>>>

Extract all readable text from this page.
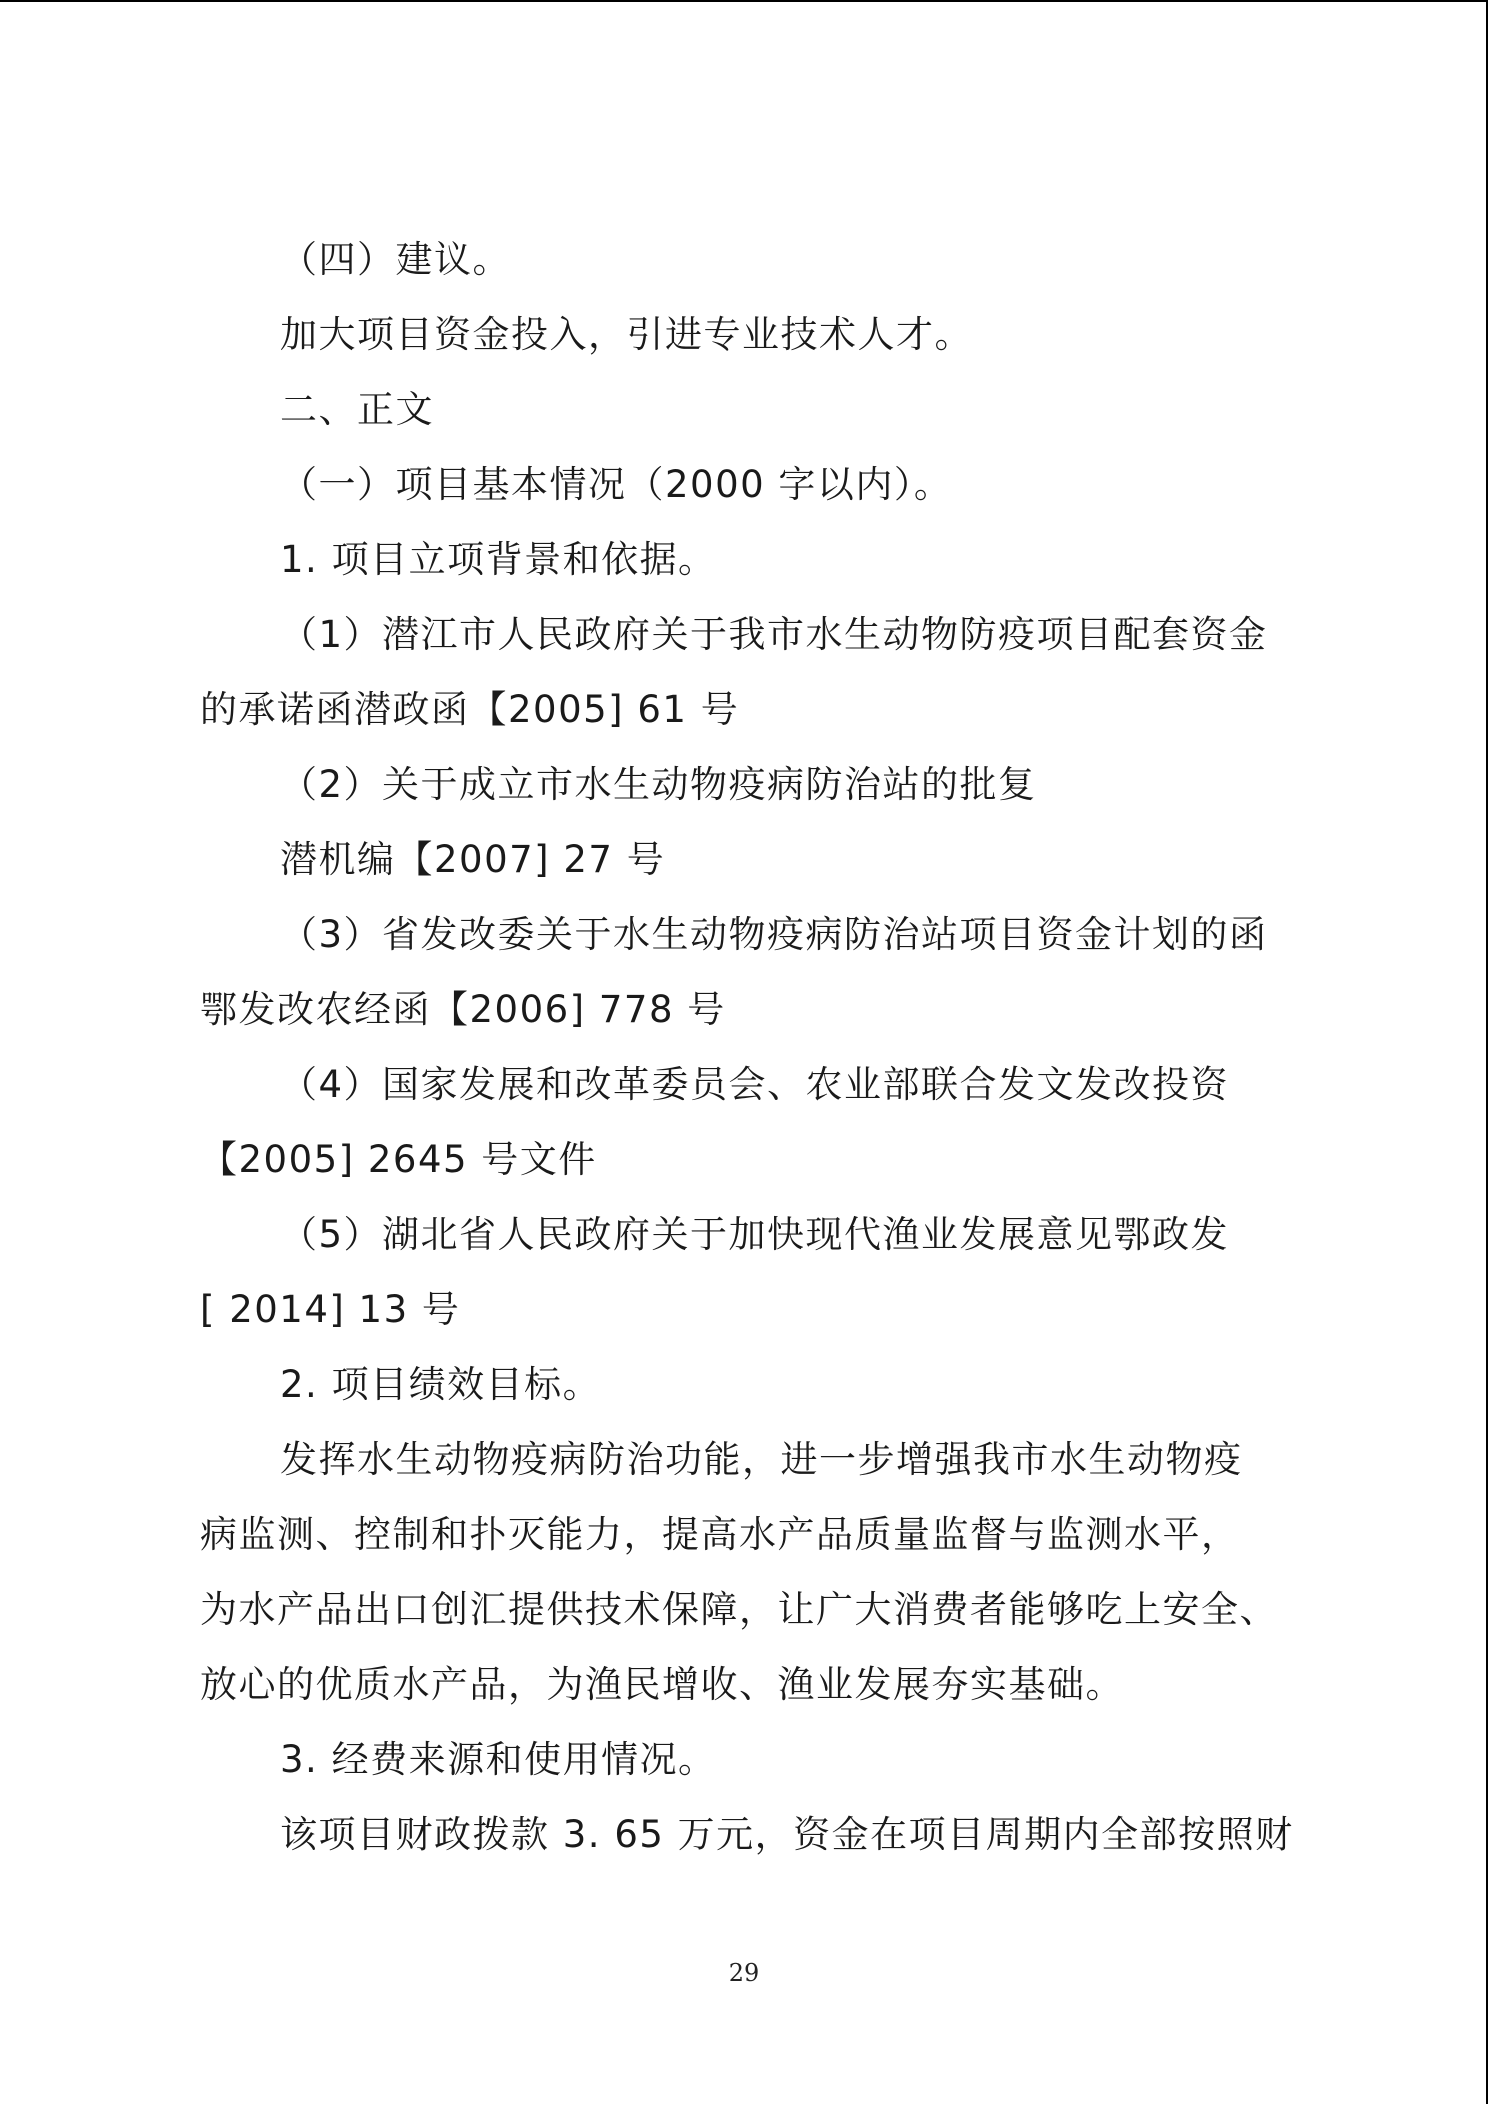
（四）建议。
加大项目资金投入，引进专业技术人才。
二、正文
（一）项目基本情况（2000 字以内）。
1. 项目立项背景和依据。
（1）潜江市人民政府关于我市水生动物防疫项目配套资金
的承诺函潜政函【2005] 61 号
（2）关于成立市水生动物疫病防治站的批复
潜机编【2007] 27 号
（3）省发改委关于水生动物疫病防治站项目资金计划的函
鄂发改农经函【2006] 778 号
（4）国家发展和改革委员会、农业部联合发文发改投资
【2005] 2645 号文件
（5）湖北省人民政府关于加快现代渔业发展意见鄂政发
[ 2014] 13 号
2. 项目绩效目标。
发挥水生动物疫病防治功能，进一步增强我市水生动物疫
病监测、控制和扑灭能力，提高水产品质量监督与监测水平，
为水产品出口创汇提供技术保障，让广大消费者能够吃上安全、
放心的优质水产品，为渔民增收、渔业发展夯实基础。
3. 经费来源和使用情况。
该项目财政拨款 3. 65 万元，资金在项目周期内全部按照财
29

<<<

WRITTEN PROBLEM » Reproduce the entries above exactly. Do not include the images.

TASK ANSWER »
Extract all readable text from this page.
（四）建议。
加大项目资金投入，引进专业技术人才。
二、正文
（一）项目基本情况（2000 字以内）。
1. 项目立项背景和依据。
（1）潜江市人民政府关于我市水生动物防疫项目配套资金
的承诺函潜政函【2005] 61 号
（2）关于成立市水生动物疫病防治站的批复
潜机编【2007] 27 号
（3）省发改委关于水生动物疫病防治站项目资金计划的函
鄂发改农经函【2006] 778 号
（4）国家发展和改革委员会、农业部联合发文发改投资
【2005] 2645 号文件
（5）湖北省人民政府关于加快现代渔业发展意见鄂政发
[ 2014] 13 号
2. 项目绩效目标。
发挥水生动物疫病防治功能，进一步增强我市水生动物疫
病监测、控制和扑灭能力，提高水产品质量监督与监测水平，
为水产品出口创汇提供技术保障，让广大消费者能够吃上安全、
放心的优质水产品，为渔民增收、渔业发展夯实基础。
3. 经费来源和使用情况。
该项目财政拨款 3. 65 万元，资金在项目周期内全部按照财
29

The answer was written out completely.